» **SET EXERCISE**
Filter out everything except lines holding "Product".

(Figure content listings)
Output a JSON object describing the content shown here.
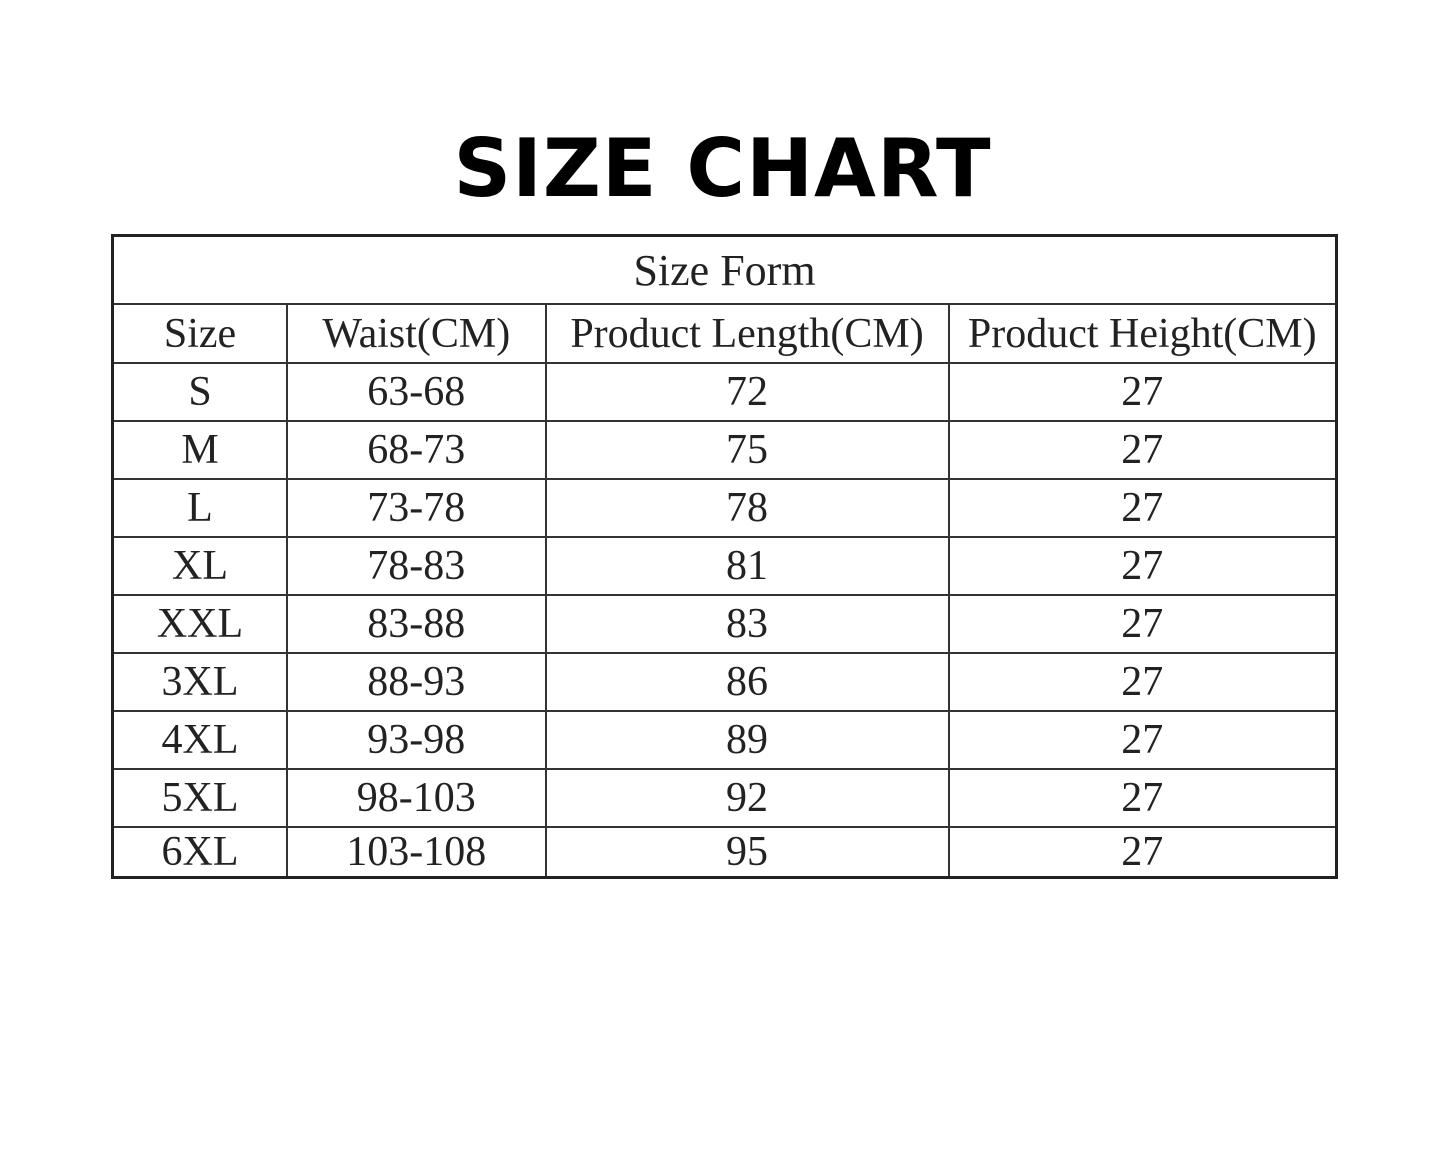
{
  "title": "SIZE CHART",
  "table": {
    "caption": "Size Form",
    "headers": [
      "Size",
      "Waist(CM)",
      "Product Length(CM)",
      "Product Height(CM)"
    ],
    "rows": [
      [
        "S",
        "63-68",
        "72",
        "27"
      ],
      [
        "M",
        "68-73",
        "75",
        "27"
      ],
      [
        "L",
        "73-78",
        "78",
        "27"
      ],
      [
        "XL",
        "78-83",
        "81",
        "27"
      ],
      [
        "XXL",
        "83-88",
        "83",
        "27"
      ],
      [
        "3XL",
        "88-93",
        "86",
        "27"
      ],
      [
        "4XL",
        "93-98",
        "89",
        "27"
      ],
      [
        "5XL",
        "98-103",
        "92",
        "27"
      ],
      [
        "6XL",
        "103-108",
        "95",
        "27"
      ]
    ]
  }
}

» **WORKED ANSWER**
      "Product Length(CM)",
      "Product Height(CM)"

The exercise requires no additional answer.